* _WHAT THE TASK ASKS_: Extract the records in full, leaving every picture out.

* _MATERIAL_:
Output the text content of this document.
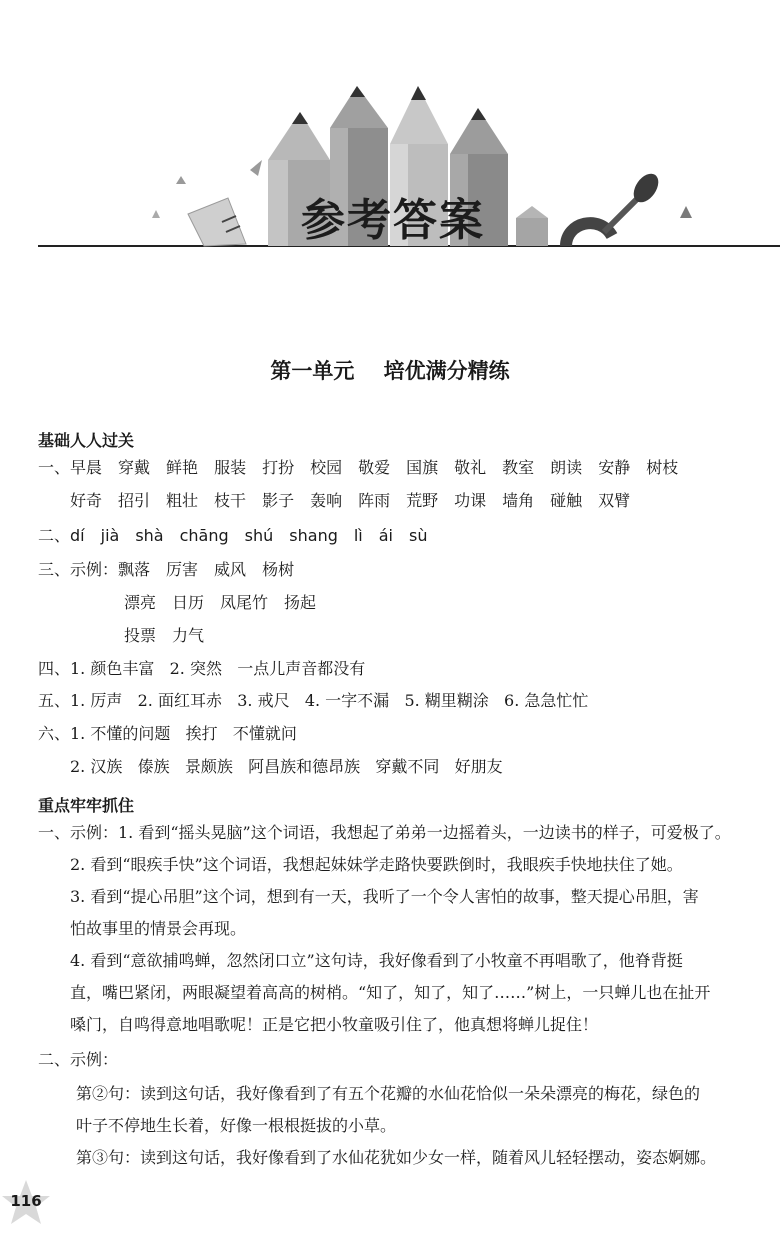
参考答案
第一单元    培优满分精练
基础人人过关
一、早晨 穿戴 鲜艳 服装 打扮 校园 敬爱 国旗 敬礼 教室 朗读 安静 树枝
好奇 招引 粗壮 枝干 影子 轰响 阵雨 荒野 功课 墙角 碰触 双臂
二、dí jià shà chāng shú shang lì ái sù
三、示例：飘落 厉害 威风 杨树
漂亮 日历 凤尾竹 扬起
投票 力气
四、1. 颜色丰富   2. 突然   一点儿声音都没有
五、1. 厉声   2. 面红耳赤   3. 戒尺   4. 一字不漏   5. 糊里糊涂   6. 急急忙忙
六、1. 不懂的问题   挨打   不懂就问
2. 汉族   傣族   景颇族   阿昌族和德昂族   穿戴不同   好朋友
重点牢牢抓住
一、示例：1. 看到“摇头晃脑”这个词语，我想起了弟弟一边摇着头，一边读书的样子，可爱极了。
2. 看到“眼疾手快”这个词语，我想起妹妹学走路快要跌倒时，我眼疾手快地扶住了她。
3. 看到“提心吊胆”这个词，想到有一天，我听了一个令人害怕的故事，整天提心吊胆，害
怕故事里的情景会再现。
4. 看到“意欲捕鸣蝉，忽然闭口立”这句诗，我好像看到了小牧童不再唱歌了，他脊背挺
直，嘴巴紧闭，两眼凝望着高高的树梢。“知了，知了，知了……”树上，一只蝉儿也在扯开
嗓门，自鸣得意地唱歌呢！正是它把小牧童吸引住了，他真想将蝉儿捉住！
二、示例：
第②句：读到这句话，我好像看到了有五个花瓣的水仙花恰似一朵朵漂亮的梅花，绿色的
叶子不停地生长着，好像一根根挺拔的小草。
第③句：读到这句话，我好像看到了水仙花犹如少女一样，随着风儿轻轻摆动，姿态婀娜。
116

* _RESULT OF THIS EXERCISE_:
Output the text content of this document.
参考答案
第一单元    培优满分精练
基础人人过关
一、早晨 穿戴 鲜艳 服装 打扮 校园 敬爱 国旗 敬礼 教室 朗读 安静 树枝
好奇 招引 粗壮 枝干 影子 轰响 阵雨 荒野 功课 墙角 碰触 双臂
二、dí jià shà chāng shú shang lì ái sù
三、示例：飘落 厉害 威风 杨树
漂亮 日历 凤尾竹 扬起
投票 力气
四、1. 颜色丰富   2. 突然   一点儿声音都没有
五、1. 厉声   2. 面红耳赤   3. 戒尺   4. 一字不漏   5. 糊里糊涂   6. 急急忙忙
六、1. 不懂的问题   挨打   不懂就问
2. 汉族   傣族   景颇族   阿昌族和德昂族   穿戴不同   好朋友
重点牢牢抓住
一、示例：1. 看到“摇头晃脑”这个词语，我想起了弟弟一边摇着头，一边读书的样子，可爱极了。
2. 看到“眼疾手快”这个词语，我想起妹妹学走路快要跌倒时，我眼疾手快地扶住了她。
3. 看到“提心吊胆”这个词，想到有一天，我听了一个令人害怕的故事，整天提心吊胆，害
怕故事里的情景会再现。
4. 看到“意欲捕鸣蝉，忽然闭口立”这句诗，我好像看到了小牧童不再唱歌了，他脊背挺
直，嘴巴紧闭，两眼凝望着高高的树梢。“知了，知了，知了……”树上，一只蝉儿也在扯开
嗓门，自鸣得意地唱歌呢！正是它把小牧童吸引住了，他真想将蝉儿捉住！
二、示例：
第②句：读到这句话，我好像看到了有五个花瓣的水仙花恰似一朵朵漂亮的梅花，绿色的
叶子不停地生长着，好像一根根挺拔的小草。
第③句：读到这句话，我好像看到了水仙花犹如少女一样，随着风儿轻轻摆动，姿态婀娜。
116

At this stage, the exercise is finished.